Task instructions
Quote every line of the data below as it stands, omitting pictures.

Records supplied
..............................

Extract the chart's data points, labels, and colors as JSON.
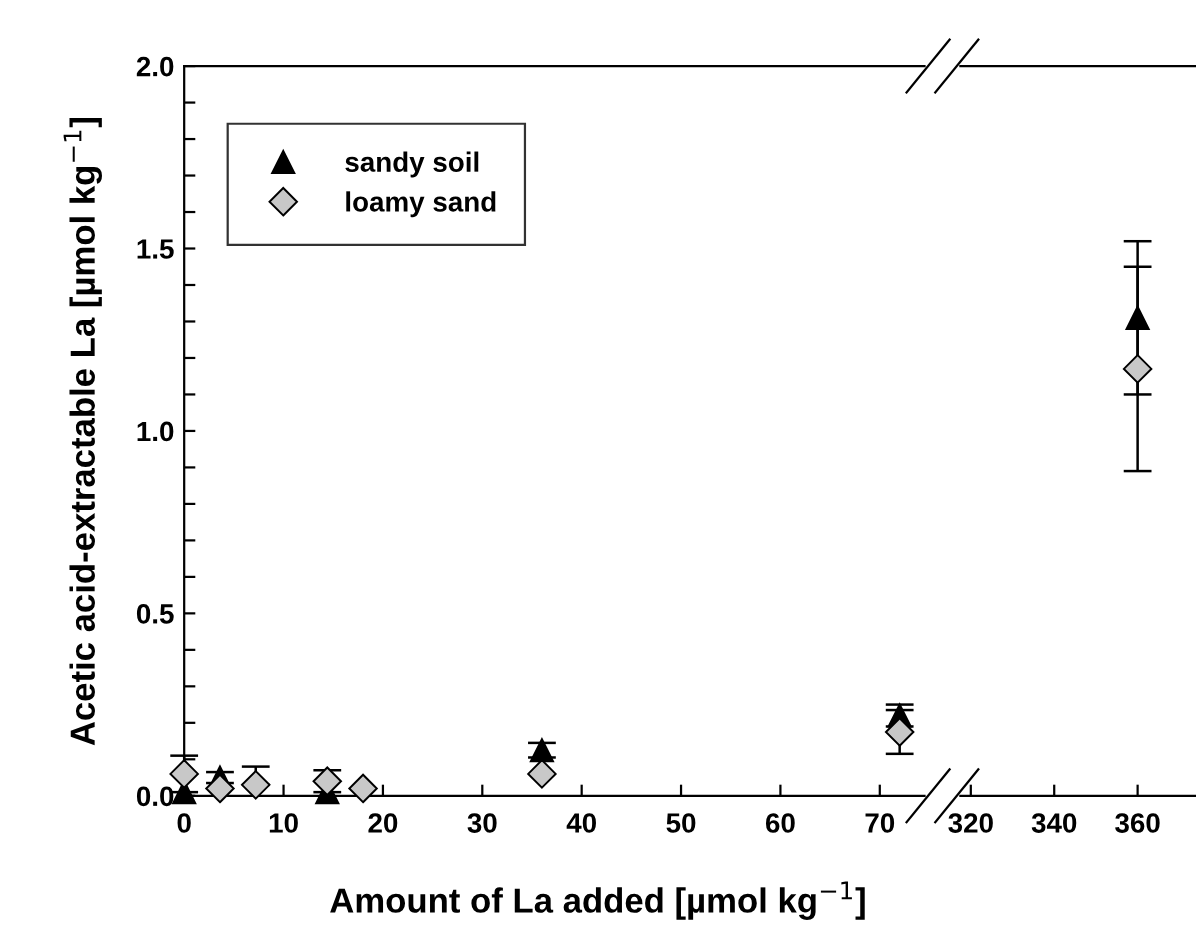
{
  "chart_data": [
    {
      "type": "scatter",
      "xlabel": "Amount of La added [µmol kg$^{−1}$]",
      "ylabel": "Acetic acid-extractable La [µmol kg$^{−1}$]",
      "xlim": [
        0,
        74.5
      ],
      "ylim": [
        0,
        2.0
      ],
      "xticks": [
        0,
        10,
        20,
        30,
        40,
        50,
        60,
        70
      ],
      "yticks": [
        {
          "value": 0,
          "label": "0.0"
        },
        {
          "value": 0.1,
          "label": null
        },
        {
          "value": 0.2,
          "label": null
        },
        {
          "value": 0.3,
          "label": null
        },
        {
          "value": 0.4,
          "label": null
        },
        0.5,
        {
          "value": 0.6,
          "label": null
        },
        {
          "value": 0.7,
          "label": null
        },
        {
          "value": 0.8,
          "label": null
        },
        {
          "value": 0.9,
          "label": null
        },
        {
          "value": 1,
          "label": "1.0"
        },
        {
          "value": 1.1,
          "label": null
        },
        {
          "value": 1.2,
          "label": null
        },
        {
          "value": 1.3,
          "label": null
        },
        {
          "value": 1.4,
          "label": null
        },
        1.5,
        {
          "value": 1.6,
          "label": null
        },
        {
          "value": 1.7,
          "label": null
        },
        {
          "value": 1.8,
          "label": null
        },
        {
          "value": 1.9,
          "label": null
        },
        {
          "value": 2,
          "label": "2.0"
        }
      ],
      "grid": false,
      "legend": "top left",
      "series": [
        {
          "name": "sandy soil",
          "color": "#000000",
          "marker": "triangle",
          "x": [
            0,
            3.6,
            14.4,
            36,
            72
          ],
          "values": [
            0.01,
            0.05,
            0.01,
            0.125,
            0.22
          ],
          "errors": [
            null,
            0.015,
            null,
            0.02,
            0.03
          ]
        },
        {
          "name": "loamy sand",
          "color": "#c8c8c8",
          "marker": "diamond",
          "x": [
            0,
            3.6,
            7.2,
            14.4,
            18,
            36,
            72
          ],
          "values": [
            0.06,
            0.02,
            0.03,
            0.04,
            0.02,
            0.06,
            0.175
          ],
          "errors": [
            0.05,
            null,
            [
              0.03,
              0.08
            ],
            0.03,
            null,
            null,
            0.06
          ]
        }
      ]
    },
    {
      "type": "scatter",
      "xlim": [
        317.5,
        374
      ],
      "ylim": [
        0,
        2.0
      ],
      "xticks": [
        320,
        340,
        360
      ],
      "tick_labels": "x",
      "grid": false,
      "series": [
        {
          "color": "#000000",
          "marker": "triangle",
          "x": [
            360
          ],
          "values": [
            1.31
          ],
          "errors": [
            0.21
          ]
        },
        {
          "color": "#c8c8c8",
          "marker": "diamond",
          "x": [
            360
          ],
          "values": [
            1.17
          ],
          "errors": [
            0.28
          ]
        }
      ]
    }
  ]
}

..............................

Response
Extract the chart's data points, labels, and colors as JSON.
{
  "chart_data": [
    {
      "type": "scatter",
      "xlabel": "Amount of La added [µmol kg$^{−1}$]",
      "ylabel": "Acetic acid-extractable La [µmol kg$^{−1}$]",
      "xlim": [
        0,
        74.5
      ],
      "ylim": [
        0,
        2.0
      ],
      "xticks": [
        0,
        10,
        20,
        30,
        40,
        50,
        60,
        70
      ],
      "yticks": [
        {
          "value": 0,
          "label": "0.0"
        },
        {
          "value": 0.1,
          "label": null
        },
        {
          "value": 0.2,
          "label": null
        },
        {
          "value": 0.3,
          "label": null
        },
        {
          "value": 0.4,
          "label": null
        },
        0.5,
        {
          "value": 0.6,
          "label": null
        },
        {
          "value": 0.7,
          "label": null
        },
        {
          "value": 0.8,
          "label": null
        },
        {
          "value": 0.9,
          "label": null
        },
        {
          "value": 1,
          "label": "1.0"
        },
        {
          "value": 1.1,
          "label": null
        },
        {
          "value": 1.2,
          "label": null
        },
        {
          "value": 1.3,
          "label": null
        },
        {
          "value": 1.4,
          "label": null
        },
        1.5,
        {
          "value": 1.6,
          "label": null
        },
        {
          "value": 1.7,
          "label": null
        },
        {
          "value": 1.8,
          "label": null
        },
        {
          "value": 1.9,
          "label": null
        },
        {
          "value": 2,
          "label": "2.0"
        }
      ],
      "grid": false,
      "legend": "top left",
      "series": [
        {
          "name": "sandy soil",
          "color": "#000000",
          "marker": "triangle",
          "x": [
            0,
            3.6,
            14.4,
            36,
            72
          ],
          "values": [
            0.01,
            0.05,
            0.01,
            0.125,
            0.22
          ],
          "errors": [
            null,
            0.015,
            null,
            0.02,
            0.03
          ]
        },
        {
          "name": "loamy sand",
          "color": "#c8c8c8",
          "marker": "diamond",
          "x": [
            0,
            3.6,
            7.2,
            14.4,
            18,
            36,
            72
          ],
          "values": [
            0.06,
            0.02,
            0.03,
            0.04,
            0.02,
            0.06,
            0.175
          ],
          "errors": [
            0.05,
            null,
            [
              0.03,
              0.08
            ],
            0.03,
            null,
            null,
            0.06
          ]
        }
      ]
    },
    {
      "type": "scatter",
      "xlim": [
        317.5,
        374
      ],
      "ylim": [
        0,
        2.0
      ],
      "xticks": [
        320,
        340,
        360
      ],
      "tick_labels": "x",
      "grid": false,
      "series": [
        {
          "color": "#000000",
          "marker": "triangle",
          "x": [
            360
          ],
          "values": [
            1.31
          ],
          "errors": [
            0.21
          ]
        },
        {
          "color": "#c8c8c8",
          "marker": "diamond",
          "x": [
            360
          ],
          "values": [
            1.17
          ],
          "errors": [
            0.28
          ]
        }
      ]
    }
  ]
}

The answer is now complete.